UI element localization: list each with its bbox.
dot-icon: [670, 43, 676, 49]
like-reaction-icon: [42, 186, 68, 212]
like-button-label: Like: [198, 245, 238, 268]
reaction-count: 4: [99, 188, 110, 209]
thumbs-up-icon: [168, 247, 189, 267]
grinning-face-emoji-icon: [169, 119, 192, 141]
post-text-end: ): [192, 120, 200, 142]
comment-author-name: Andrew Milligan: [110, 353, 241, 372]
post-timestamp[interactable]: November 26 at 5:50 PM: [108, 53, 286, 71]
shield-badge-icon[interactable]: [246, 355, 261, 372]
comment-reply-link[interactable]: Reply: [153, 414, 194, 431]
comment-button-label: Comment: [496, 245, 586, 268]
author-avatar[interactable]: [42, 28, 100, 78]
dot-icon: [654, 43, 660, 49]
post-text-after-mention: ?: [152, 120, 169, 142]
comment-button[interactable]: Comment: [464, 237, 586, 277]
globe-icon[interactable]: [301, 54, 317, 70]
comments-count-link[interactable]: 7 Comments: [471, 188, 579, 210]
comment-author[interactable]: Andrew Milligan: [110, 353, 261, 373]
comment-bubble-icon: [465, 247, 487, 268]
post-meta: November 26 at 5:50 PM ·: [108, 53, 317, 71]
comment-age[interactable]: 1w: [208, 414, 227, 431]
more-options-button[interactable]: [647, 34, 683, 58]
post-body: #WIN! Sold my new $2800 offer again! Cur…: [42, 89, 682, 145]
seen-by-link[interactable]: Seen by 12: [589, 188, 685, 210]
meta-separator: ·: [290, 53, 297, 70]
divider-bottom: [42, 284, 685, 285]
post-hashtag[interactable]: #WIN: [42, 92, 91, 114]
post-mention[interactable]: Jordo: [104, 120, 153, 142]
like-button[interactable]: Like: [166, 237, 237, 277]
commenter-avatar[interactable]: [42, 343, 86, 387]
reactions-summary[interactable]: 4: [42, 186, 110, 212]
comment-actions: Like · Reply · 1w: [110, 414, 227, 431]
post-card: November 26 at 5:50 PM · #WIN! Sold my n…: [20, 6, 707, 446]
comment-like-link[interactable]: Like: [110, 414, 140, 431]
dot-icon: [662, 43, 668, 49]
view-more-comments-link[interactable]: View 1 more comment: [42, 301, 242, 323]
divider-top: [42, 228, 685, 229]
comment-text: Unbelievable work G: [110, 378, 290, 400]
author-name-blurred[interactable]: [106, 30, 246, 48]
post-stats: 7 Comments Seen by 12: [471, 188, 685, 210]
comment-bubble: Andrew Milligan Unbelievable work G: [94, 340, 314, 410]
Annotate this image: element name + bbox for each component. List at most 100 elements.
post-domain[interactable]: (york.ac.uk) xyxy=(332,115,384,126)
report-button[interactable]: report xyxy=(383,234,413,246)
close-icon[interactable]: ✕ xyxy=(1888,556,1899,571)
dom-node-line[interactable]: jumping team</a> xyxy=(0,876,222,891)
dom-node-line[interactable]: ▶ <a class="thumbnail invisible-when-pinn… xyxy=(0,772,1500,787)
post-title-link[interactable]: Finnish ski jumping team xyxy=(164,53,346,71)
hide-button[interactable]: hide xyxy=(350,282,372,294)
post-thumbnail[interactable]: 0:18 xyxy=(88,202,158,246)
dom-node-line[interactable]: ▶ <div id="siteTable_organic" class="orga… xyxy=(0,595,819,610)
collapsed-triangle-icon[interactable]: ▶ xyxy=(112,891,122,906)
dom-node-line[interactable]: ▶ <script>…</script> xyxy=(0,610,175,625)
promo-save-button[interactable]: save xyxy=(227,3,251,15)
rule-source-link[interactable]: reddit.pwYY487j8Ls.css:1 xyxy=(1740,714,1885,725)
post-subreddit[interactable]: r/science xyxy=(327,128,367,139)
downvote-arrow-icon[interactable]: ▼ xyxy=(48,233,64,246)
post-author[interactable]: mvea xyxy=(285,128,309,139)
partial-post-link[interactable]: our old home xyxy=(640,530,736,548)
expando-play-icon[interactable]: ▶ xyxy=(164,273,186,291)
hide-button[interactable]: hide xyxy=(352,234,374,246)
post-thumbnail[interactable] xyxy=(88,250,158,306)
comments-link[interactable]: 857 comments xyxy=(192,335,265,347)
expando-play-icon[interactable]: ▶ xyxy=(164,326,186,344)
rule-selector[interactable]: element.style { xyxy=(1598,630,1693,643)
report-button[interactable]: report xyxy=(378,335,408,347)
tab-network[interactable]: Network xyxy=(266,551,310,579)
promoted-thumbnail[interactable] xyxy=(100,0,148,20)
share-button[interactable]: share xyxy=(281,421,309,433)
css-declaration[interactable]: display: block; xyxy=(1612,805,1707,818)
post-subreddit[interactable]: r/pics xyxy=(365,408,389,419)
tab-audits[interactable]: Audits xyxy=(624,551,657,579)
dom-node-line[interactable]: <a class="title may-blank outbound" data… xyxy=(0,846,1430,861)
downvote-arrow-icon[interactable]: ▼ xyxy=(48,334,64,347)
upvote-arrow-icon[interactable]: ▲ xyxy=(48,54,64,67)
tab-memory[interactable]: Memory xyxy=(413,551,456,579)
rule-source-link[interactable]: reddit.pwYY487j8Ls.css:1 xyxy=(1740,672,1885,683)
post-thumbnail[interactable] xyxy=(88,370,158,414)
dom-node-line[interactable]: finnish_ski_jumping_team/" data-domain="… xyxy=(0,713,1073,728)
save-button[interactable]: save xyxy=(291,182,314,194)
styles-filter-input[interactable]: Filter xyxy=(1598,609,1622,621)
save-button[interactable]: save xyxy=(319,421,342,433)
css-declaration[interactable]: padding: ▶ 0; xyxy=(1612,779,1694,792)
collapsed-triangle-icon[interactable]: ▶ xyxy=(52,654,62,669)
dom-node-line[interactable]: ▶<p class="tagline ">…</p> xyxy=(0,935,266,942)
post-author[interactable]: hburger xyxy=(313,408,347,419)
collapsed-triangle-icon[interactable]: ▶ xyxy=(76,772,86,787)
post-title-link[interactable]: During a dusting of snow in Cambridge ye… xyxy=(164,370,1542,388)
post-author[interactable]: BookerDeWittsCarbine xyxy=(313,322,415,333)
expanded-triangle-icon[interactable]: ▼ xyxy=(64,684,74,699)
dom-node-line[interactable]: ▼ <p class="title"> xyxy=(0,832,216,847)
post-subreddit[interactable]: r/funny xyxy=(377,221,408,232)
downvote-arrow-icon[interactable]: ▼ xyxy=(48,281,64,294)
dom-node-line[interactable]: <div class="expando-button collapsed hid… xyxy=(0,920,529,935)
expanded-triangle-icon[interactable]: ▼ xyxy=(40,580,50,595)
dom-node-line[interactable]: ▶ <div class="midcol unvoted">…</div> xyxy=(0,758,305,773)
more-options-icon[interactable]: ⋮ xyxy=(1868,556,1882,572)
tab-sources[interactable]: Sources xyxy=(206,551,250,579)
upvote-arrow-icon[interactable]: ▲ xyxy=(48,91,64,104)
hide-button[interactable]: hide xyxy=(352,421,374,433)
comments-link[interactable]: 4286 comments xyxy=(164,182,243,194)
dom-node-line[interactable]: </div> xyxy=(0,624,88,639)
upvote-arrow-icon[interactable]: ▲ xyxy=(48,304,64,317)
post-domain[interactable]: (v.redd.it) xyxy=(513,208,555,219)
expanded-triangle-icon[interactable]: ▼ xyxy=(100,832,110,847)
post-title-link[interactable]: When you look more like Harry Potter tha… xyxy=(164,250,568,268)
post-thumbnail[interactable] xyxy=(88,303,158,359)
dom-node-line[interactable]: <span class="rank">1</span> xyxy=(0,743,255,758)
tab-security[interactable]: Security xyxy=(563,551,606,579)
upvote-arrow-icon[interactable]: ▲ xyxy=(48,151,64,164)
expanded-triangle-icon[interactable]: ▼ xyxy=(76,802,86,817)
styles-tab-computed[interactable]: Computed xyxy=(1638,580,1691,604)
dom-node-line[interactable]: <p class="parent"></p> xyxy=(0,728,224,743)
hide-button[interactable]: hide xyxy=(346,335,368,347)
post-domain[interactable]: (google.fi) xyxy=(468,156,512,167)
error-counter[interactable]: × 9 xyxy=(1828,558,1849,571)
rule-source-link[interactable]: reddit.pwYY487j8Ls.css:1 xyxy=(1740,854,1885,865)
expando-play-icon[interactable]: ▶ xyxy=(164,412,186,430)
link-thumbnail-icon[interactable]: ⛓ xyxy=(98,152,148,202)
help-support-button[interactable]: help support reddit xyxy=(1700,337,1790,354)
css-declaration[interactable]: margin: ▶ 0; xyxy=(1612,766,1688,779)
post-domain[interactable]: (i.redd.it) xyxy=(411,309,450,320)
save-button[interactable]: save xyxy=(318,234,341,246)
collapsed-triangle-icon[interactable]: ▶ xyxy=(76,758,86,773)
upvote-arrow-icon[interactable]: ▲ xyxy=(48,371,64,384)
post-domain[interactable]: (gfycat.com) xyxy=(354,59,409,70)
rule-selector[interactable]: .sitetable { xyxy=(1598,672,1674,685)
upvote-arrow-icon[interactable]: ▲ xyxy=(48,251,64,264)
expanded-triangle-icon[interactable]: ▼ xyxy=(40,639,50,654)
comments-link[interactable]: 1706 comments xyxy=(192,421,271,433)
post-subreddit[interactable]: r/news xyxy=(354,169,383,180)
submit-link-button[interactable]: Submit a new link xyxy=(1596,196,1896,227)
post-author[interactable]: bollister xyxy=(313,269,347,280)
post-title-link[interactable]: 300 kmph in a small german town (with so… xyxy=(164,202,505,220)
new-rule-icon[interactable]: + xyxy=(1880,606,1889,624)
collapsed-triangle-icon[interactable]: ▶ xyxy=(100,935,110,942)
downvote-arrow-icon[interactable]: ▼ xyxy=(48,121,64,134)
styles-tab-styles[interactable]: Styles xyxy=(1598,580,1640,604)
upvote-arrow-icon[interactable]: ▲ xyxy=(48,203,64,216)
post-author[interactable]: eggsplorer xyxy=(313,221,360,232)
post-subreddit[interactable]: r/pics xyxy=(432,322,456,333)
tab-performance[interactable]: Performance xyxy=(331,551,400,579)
==================================================
● Problem requirements:
Format the rows above as a numbered list, starting with the first row and stopping after the row that contains "more-options-button[interactable]: [647, 34, 683, 58]". Include both of those rows and leave out any blank lines.

● Solution for this task:
1. UI element localization: list each with its bbox.
2. dot-icon: [670, 43, 676, 49]
3. like-reaction-icon: [42, 186, 68, 212]
4. like-button-label: Like: [198, 245, 238, 268]
5. reaction-count: 4: [99, 188, 110, 209]
6. thumbs-up-icon: [168, 247, 189, 267]
7. grinning-face-emoji-icon: [169, 119, 192, 141]
8. post-text-end: ): [192, 120, 200, 142]
9. comment-author-name: Andrew Milligan: [110, 353, 241, 372]
10. post-timestamp[interactable]: November 26 at 5:50 PM: [108, 53, 286, 71]
11. shield-badge-icon[interactable]: [246, 355, 261, 372]
12. comment-reply-link[interactable]: Reply: [153, 414, 194, 431]
13. comment-button-label: Comment: [496, 245, 586, 268]
14. author-avatar[interactable]: [42, 28, 100, 78]
15. dot-icon: [654, 43, 660, 49]
16. post-text-after-mention: ?: [152, 120, 169, 142]
17. comment-button[interactable]: Comment: [464, 237, 586, 277]
18. globe-icon[interactable]: [301, 54, 317, 70]
19. comments-count-link[interactable]: 7 Comments: [471, 188, 579, 210]
20. comment-author[interactable]: Andrew Milligan: [110, 353, 261, 373]
21. comment-bubble-icon: [465, 247, 487, 268]
22. post-meta: November 26 at 5:50 PM ·: [108, 53, 317, 71]
23. comment-age[interactable]: 1w: [208, 414, 227, 431]
24. more-options-button[interactable]: [647, 34, 683, 58]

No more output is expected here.